(Data entries)
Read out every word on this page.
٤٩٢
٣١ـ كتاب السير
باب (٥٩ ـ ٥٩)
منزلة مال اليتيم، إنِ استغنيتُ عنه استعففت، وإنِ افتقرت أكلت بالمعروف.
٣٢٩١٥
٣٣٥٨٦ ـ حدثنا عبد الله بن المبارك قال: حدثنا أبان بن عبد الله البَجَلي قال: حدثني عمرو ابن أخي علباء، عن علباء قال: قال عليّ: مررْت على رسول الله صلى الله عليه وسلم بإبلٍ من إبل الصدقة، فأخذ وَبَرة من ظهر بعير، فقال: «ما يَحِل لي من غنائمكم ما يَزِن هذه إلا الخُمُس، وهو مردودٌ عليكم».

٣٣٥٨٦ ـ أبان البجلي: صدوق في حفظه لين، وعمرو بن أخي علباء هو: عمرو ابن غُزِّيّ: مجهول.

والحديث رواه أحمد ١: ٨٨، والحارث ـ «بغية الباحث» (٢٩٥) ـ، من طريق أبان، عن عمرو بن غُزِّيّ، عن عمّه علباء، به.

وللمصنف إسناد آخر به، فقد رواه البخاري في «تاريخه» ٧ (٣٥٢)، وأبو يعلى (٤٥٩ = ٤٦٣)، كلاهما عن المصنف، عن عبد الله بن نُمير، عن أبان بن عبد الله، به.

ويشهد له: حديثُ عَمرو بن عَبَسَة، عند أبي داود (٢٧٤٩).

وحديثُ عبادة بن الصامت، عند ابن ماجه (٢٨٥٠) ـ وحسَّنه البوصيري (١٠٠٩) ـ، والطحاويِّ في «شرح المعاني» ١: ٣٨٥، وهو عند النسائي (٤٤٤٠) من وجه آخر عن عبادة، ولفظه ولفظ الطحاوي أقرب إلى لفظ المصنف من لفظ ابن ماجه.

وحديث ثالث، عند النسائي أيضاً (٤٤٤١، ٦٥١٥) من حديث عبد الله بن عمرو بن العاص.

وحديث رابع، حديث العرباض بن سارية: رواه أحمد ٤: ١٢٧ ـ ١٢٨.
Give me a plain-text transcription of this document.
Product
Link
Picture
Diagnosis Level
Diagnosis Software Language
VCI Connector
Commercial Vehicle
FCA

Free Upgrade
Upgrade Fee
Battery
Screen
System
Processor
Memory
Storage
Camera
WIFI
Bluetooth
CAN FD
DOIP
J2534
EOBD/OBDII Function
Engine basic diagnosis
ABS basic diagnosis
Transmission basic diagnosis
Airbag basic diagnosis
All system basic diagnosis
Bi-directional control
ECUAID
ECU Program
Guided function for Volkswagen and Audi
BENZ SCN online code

Work required =
Find every line holding the word "أحمد"; give their count and nothing else.

Exercise answer =
2